>> Start Provided information

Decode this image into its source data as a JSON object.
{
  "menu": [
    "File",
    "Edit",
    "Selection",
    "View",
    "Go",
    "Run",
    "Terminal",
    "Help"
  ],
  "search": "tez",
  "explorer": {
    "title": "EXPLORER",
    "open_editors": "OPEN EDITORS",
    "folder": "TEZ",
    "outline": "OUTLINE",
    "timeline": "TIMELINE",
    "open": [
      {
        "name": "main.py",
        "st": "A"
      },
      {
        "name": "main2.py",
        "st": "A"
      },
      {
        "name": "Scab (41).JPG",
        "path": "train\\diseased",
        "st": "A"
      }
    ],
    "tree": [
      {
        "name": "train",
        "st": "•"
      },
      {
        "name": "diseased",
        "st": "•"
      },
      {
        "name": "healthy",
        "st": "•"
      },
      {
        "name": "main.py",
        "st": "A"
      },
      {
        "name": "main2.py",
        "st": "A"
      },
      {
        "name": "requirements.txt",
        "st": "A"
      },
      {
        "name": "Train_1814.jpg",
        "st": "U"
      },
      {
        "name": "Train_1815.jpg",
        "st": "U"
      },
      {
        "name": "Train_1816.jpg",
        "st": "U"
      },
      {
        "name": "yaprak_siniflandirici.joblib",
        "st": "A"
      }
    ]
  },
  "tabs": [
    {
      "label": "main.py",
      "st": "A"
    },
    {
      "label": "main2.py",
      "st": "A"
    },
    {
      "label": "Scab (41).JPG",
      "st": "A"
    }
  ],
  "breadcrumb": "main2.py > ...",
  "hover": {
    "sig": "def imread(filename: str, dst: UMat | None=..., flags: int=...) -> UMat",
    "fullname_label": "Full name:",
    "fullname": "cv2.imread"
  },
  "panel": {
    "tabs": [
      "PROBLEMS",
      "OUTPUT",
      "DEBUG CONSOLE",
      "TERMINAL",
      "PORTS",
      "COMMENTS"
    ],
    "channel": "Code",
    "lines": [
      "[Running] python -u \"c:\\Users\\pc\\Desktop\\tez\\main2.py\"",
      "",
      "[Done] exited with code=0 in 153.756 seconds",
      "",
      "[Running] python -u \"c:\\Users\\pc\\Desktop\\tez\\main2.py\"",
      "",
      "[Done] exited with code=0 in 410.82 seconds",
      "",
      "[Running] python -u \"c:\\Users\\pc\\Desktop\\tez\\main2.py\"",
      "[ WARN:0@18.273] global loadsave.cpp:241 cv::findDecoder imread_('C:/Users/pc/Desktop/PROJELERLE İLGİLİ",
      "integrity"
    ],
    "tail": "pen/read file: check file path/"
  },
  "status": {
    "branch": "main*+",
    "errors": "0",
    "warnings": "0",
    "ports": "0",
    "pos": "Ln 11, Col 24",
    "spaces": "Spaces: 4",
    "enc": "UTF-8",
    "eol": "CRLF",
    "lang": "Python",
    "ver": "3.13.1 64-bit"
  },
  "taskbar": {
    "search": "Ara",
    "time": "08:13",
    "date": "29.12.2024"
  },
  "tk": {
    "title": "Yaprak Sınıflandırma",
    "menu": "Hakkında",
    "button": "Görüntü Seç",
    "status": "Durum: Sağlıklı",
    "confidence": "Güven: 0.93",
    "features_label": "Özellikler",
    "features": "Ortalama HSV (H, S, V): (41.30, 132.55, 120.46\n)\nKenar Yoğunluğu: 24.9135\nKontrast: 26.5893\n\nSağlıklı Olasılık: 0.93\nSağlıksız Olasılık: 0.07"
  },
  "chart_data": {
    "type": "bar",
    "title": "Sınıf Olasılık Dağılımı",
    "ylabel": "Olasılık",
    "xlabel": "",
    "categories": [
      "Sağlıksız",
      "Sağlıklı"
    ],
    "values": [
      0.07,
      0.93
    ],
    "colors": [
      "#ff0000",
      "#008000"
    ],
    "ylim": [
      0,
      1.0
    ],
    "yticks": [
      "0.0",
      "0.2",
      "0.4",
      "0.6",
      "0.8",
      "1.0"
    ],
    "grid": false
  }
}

>> End Provided information

*The task:* Every entry should be output exactly as written, please.

*Exercise output:*
Decode this image into its source data as a JSON object.
{
  "menu": [
    "File",
    "Edit",
    "Selection",
    "View",
    "Go",
    "Run",
    "Terminal",
    "Help"
  ],
  "search": "tez",
  "explorer": {
    "title": "EXPLORER",
    "open_editors": "OPEN EDITORS",
    "folder": "TEZ",
    "outline": "OUTLINE",
    "timeline": "TIMELINE",
    "open": [
      {
        "name": "main.py",
        "st": "A"
      },
      {
        "name": "main2.py",
        "st": "A"
      },
      {
        "name": "Scab (41).JPG",
        "path": "train\\diseased",
        "st": "A"
      }
    ],
    "tree": [
      {
        "name": "train",
        "st": "•"
      },
      {
        "name": "diseased",
        "st": "•"
      },
      {
        "name": "healthy",
        "st": "•"
      },
      {
        "name": "main.py",
        "st": "A"
      },
      {
        "name": "main2.py",
        "st": "A"
      },
      {
        "name": "requirements.txt",
        "st": "A"
      },
      {
        "name": "Train_1814.jpg",
        "st": "U"
      },
      {
        "name": "Train_1815.jpg",
        "st": "U"
      },
      {
        "name": "Train_1816.jpg",
        "st": "U"
      },
      {
        "name": "yaprak_siniflandirici.joblib",
        "st": "A"
      }
    ]
  },
  "tabs": [
    {
      "label": "main.py",
      "st": "A"
    },
    {
      "label": "main2.py",
      "st": "A"
    },
    {
      "label": "Scab (41).JPG",
      "st": "A"
    }
  ],
  "breadcrumb": "main2.py > ...",
  "hover": {
    "sig": "def imread(filename: str, dst: UMat | None=..., flags: int=...) -> UMat",
    "fullname_label": "Full name:",
    "fullname": "cv2.imread"
  },
  "panel": {
    "tabs": [
      "PROBLEMS",
      "OUTPUT",
      "DEBUG CONSOLE",
      "TERMINAL",
      "PORTS",
      "COMMENTS"
    ],
    "channel": "Code",
    "lines": [
      "[Running] python -u \"c:\\Users\\pc\\Desktop\\tez\\main2.py\"",
      "",
      "[Done] exited with code=0 in 153.756 seconds",
      "",
      "[Running] python -u \"c:\\Users\\pc\\Desktop\\tez\\main2.py\"",
      "",
      "[Done] exited with code=0 in 410.82 seconds",
      "",
      "[Running] python -u \"c:\\Users\\pc\\Desktop\\tez\\main2.py\"",
      "[ WARN:0@18.273] global loadsave.cpp:241 cv::findDecoder imread_('C:/Users/pc/Desktop/PROJELERLE İLGİLİ",
      "integrity"
    ],
    "tail": "pen/read file: check file path/"
  },
  "status": {
    "branch": "main*+",
    "errors": "0",
    "warnings": "0",
    "ports": "0",
    "pos": "Ln 11, Col 24",
    "spaces": "Spaces: 4",
    "enc": "UTF-8",
    "eol": "CRLF",
    "lang": "Python",
    "ver": "3.13.1 64-bit"
  },
  "taskbar": {
    "search": "Ara",
    "time": "08:13",
    "date": "29.12.2024"
  },
  "tk": {
    "title": "Yaprak Sınıflandırma",
    "menu": "Hakkında",
    "button": "Görüntü Seç",
    "status": "Durum: Sağlıklı",
    "confidence": "Güven: 0.93",
    "features_label": "Özellikler",
    "features": "Ortalama HSV (H, S, V): (41.30, 132.55, 120.46\n)\nKenar Yoğunluğu: 24.9135\nKontrast: 26.5893\n\nSağlıklı Olasılık: 0.93\nSağlıksız Olasılık: 0.07"
  },
  "chart_data": {
    "type": "bar",
    "title": "Sınıf Olasılık Dağılımı",
    "ylabel": "Olasılık",
    "xlabel": "",
    "categories": [
      "Sağlıksız",
      "Sağlıklı"
    ],
    "values": [
      0.07,
      0.93
    ],
    "colors": [
      "#ff0000",
      "#008000"
    ],
    "ylim": [
      0,
      1.0
    ],
    "yticks": [
      "0.0",
      "0.2",
      "0.4",
      "0.6",
      "0.8",
      "1.0"
    ],
    "grid": false
  }
}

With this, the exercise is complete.